Items from a dataset:
------------------------

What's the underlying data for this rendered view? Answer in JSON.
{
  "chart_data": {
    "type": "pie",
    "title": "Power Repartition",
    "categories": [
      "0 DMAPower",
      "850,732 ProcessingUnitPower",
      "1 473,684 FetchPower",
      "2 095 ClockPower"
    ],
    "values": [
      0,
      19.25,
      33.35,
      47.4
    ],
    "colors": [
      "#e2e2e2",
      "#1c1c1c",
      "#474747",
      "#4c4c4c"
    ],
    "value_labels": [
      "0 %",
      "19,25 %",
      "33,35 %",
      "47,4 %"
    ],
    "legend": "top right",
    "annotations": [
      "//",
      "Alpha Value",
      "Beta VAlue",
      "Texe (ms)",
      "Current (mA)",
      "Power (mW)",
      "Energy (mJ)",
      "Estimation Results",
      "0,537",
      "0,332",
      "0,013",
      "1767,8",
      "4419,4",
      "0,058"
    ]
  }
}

------------------------

### Exercise details
Extract all the material, leaving every line as it is.

### Answer for the task
What's the underlying data for this rendered view? Answer in JSON.
{
  "chart_data": {
    "type": "pie",
    "title": "Power Repartition",
    "categories": [
      "0 DMAPower",
      "850,732 ProcessingUnitPower",
      "1 473,684 FetchPower",
      "2 095 ClockPower"
    ],
    "values": [
      0,
      19.25,
      33.35,
      47.4
    ],
    "colors": [
      "#e2e2e2",
      "#1c1c1c",
      "#474747",
      "#4c4c4c"
    ],
    "value_labels": [
      "0 %",
      "19,25 %",
      "33,35 %",
      "47,4 %"
    ],
    "legend": "top right",
    "annotations": [
      "//",
      "Alpha Value",
      "Beta VAlue",
      "Texe (ms)",
      "Current (mA)",
      "Power (mW)",
      "Energy (mJ)",
      "Estimation Results",
      "0,537",
      "0,332",
      "0,013",
      "1767,8",
      "4419,4",
      "0,058"
    ]
  }
}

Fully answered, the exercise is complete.